-- Start --
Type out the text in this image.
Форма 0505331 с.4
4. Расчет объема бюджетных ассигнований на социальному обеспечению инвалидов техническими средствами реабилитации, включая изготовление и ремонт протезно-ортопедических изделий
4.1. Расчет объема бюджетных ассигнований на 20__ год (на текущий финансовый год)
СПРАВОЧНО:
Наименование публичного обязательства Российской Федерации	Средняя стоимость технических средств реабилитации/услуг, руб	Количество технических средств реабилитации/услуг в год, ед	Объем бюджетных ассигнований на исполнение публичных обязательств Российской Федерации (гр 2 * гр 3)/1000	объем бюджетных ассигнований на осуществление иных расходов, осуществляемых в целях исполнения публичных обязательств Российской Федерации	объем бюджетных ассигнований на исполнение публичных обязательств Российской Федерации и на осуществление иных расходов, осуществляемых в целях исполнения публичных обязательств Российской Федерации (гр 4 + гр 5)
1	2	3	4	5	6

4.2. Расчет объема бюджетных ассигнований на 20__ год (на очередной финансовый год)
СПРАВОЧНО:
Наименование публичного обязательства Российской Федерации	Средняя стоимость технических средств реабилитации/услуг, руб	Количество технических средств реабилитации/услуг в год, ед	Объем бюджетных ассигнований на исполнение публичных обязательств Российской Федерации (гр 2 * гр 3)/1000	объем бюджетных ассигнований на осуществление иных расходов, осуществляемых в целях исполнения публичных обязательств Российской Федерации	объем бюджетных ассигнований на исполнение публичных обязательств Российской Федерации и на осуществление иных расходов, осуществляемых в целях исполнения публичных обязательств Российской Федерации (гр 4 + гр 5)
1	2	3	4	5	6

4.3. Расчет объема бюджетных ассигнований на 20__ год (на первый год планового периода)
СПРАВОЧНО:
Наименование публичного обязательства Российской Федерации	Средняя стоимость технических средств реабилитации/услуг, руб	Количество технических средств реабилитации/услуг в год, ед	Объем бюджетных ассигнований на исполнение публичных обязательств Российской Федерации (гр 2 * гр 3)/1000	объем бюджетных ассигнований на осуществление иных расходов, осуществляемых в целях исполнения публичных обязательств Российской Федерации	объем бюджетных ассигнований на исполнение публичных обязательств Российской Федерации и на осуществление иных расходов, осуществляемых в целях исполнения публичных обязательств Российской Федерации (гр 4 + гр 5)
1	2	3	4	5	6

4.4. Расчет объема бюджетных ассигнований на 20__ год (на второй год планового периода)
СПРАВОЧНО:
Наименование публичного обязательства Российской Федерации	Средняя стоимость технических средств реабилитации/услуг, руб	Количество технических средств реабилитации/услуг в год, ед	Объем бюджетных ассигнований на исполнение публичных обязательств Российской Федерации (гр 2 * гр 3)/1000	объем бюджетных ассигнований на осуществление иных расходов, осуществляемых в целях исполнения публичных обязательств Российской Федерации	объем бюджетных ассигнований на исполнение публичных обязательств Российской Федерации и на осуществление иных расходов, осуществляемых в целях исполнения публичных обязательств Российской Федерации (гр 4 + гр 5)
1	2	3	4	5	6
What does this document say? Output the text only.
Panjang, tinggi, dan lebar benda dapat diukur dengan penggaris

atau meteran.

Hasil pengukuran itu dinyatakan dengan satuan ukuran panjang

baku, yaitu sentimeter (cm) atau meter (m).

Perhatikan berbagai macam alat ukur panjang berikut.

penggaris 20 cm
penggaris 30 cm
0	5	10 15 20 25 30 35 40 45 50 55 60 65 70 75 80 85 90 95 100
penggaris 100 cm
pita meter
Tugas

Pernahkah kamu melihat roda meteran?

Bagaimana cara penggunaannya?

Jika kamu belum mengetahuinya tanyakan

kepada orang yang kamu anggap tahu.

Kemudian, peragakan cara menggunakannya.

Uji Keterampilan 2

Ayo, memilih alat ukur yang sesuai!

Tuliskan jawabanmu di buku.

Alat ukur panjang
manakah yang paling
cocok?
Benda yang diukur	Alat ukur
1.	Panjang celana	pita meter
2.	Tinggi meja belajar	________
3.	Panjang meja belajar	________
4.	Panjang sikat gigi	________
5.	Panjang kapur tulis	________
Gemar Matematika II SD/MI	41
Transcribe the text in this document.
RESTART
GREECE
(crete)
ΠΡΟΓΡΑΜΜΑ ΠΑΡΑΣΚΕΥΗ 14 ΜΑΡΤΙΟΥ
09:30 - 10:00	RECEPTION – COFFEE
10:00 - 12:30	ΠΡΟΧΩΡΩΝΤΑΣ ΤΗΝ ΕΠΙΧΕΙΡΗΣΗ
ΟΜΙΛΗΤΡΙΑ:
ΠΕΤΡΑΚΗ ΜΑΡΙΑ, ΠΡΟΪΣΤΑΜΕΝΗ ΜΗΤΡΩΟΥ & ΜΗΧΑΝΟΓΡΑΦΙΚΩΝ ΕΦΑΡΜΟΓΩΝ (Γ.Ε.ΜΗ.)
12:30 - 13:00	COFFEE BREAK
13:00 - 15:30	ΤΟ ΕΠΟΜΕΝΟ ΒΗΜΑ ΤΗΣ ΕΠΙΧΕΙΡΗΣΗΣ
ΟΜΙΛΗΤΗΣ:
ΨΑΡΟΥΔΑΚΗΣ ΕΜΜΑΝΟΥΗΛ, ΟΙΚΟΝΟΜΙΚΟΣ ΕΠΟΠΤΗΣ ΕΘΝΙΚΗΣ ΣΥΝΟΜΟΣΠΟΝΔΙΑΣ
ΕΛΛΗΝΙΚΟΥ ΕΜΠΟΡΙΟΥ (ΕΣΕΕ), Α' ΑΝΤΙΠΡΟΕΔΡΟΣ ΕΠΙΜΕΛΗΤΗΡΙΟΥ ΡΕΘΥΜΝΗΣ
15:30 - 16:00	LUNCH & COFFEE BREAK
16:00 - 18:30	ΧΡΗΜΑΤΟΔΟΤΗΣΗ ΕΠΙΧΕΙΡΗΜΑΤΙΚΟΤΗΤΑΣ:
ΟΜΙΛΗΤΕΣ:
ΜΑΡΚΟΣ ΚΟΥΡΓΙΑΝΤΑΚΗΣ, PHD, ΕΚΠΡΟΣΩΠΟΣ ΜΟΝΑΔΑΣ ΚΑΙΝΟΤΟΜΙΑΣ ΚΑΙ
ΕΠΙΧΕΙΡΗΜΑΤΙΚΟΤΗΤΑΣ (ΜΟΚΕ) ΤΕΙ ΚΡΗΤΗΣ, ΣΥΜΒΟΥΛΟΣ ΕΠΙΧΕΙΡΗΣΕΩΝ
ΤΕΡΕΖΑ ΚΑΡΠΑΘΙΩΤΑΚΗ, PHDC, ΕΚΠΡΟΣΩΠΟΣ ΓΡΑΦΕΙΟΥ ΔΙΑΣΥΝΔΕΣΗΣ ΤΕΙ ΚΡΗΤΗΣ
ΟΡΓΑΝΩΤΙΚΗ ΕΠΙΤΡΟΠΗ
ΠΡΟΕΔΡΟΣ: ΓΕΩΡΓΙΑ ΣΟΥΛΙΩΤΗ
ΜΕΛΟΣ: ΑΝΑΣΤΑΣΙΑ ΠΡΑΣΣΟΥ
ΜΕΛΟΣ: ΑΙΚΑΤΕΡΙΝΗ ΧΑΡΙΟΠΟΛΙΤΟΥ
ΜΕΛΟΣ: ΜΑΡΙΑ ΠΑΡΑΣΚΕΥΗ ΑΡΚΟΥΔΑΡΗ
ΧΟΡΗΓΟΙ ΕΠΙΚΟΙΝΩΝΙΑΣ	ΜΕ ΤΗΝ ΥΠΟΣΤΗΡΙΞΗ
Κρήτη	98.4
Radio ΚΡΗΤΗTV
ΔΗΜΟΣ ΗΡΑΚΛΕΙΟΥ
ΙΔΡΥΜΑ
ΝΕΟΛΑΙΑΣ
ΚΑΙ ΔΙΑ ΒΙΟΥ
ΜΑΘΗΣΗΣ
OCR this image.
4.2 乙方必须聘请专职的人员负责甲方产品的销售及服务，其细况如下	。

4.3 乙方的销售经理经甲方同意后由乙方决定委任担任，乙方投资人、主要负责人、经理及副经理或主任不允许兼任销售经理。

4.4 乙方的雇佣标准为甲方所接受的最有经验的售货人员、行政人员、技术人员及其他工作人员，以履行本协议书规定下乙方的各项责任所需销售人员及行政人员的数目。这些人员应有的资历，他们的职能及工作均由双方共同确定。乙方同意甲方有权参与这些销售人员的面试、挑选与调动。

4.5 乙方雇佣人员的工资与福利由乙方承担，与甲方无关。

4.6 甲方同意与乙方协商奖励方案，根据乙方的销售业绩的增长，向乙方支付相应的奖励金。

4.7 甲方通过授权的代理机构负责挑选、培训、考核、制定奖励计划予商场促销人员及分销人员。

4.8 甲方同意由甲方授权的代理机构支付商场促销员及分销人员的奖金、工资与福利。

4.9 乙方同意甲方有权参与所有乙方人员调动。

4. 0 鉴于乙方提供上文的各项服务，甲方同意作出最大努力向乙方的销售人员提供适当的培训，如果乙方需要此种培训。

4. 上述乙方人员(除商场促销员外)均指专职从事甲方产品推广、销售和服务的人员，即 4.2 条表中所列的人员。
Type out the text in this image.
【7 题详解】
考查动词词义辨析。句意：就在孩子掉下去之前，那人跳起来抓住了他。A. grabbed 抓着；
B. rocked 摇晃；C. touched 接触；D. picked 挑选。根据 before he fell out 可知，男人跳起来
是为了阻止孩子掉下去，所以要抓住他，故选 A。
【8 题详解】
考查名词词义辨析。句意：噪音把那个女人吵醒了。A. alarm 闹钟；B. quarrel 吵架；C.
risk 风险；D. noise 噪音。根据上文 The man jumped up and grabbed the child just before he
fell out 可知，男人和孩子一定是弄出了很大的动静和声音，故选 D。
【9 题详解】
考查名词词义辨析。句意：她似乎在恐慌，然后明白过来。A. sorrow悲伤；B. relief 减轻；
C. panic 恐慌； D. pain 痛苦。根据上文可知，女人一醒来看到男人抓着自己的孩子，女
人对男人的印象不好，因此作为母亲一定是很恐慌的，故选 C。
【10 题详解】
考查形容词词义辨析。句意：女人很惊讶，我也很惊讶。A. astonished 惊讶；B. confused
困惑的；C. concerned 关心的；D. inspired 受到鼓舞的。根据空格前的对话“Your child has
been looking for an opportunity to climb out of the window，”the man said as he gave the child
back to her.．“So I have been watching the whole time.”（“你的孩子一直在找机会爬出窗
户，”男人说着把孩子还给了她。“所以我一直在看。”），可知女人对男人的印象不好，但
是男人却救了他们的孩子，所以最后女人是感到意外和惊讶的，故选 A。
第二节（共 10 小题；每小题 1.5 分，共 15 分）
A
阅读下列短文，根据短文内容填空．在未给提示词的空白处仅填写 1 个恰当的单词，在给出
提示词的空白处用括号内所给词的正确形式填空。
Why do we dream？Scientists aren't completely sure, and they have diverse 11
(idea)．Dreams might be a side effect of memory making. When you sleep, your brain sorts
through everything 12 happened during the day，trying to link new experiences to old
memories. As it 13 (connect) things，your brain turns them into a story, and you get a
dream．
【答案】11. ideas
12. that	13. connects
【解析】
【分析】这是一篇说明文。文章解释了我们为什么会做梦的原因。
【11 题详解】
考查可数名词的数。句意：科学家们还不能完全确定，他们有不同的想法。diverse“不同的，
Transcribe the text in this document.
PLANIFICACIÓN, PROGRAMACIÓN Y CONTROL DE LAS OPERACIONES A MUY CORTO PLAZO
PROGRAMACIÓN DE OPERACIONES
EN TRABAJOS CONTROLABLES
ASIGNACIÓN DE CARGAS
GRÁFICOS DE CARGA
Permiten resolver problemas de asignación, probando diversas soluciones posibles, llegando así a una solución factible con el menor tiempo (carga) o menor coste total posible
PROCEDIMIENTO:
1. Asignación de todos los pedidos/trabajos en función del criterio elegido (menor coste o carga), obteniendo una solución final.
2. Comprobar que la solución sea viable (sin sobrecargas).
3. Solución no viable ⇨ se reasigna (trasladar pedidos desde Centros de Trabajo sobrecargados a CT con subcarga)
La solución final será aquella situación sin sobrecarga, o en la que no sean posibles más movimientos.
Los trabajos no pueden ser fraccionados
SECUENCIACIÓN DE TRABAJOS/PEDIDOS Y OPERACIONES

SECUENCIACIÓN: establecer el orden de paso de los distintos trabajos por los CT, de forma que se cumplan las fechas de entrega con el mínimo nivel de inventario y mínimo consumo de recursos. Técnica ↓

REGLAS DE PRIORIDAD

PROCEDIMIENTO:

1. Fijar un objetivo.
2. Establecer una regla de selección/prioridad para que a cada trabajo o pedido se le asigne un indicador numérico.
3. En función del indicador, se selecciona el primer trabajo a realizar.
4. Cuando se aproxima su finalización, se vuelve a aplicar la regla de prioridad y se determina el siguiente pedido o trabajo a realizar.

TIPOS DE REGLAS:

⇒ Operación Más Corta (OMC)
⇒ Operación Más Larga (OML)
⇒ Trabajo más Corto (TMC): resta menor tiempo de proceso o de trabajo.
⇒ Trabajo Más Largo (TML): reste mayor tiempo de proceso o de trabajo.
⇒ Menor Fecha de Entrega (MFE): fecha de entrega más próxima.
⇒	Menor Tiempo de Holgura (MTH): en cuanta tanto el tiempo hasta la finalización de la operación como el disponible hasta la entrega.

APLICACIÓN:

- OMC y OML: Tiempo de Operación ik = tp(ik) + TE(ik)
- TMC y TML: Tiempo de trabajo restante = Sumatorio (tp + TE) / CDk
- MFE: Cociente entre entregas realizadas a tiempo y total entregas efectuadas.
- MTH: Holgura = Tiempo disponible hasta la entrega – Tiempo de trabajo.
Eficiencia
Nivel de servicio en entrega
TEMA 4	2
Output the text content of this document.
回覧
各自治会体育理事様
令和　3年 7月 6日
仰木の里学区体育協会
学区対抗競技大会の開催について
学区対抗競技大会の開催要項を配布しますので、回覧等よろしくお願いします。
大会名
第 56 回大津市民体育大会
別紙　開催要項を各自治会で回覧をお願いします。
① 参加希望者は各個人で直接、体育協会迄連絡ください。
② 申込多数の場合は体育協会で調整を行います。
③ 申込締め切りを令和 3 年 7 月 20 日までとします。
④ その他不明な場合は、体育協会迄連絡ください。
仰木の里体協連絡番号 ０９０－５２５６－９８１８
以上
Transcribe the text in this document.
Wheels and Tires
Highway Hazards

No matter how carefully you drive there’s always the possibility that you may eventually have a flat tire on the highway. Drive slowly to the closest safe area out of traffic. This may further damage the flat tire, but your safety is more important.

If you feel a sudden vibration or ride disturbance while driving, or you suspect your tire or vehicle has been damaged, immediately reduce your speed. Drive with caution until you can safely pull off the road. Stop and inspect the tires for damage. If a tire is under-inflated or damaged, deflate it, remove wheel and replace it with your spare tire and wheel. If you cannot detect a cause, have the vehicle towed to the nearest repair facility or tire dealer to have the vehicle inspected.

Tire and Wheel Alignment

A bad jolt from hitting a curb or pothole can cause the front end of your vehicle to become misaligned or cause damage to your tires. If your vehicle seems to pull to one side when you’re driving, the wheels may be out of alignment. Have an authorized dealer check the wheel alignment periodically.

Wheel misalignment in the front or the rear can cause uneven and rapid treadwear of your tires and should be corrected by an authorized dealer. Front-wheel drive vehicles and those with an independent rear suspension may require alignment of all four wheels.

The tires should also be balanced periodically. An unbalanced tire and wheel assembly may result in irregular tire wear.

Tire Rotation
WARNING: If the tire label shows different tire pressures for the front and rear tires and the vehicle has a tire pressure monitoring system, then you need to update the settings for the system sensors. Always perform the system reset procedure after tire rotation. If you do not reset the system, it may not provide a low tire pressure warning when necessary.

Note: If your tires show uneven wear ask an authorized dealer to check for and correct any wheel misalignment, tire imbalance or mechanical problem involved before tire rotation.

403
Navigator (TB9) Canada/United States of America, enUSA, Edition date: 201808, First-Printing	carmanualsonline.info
-- End --
§ **Do this**
From the entries above, return each line with the word "brain" in it.

§ **Full answer**
(idea)．Dreams might be a side effect of memory making. When you sleep, your brain sorts
memories. As it 13 (connect) things，your brain turns them into a story, and you get a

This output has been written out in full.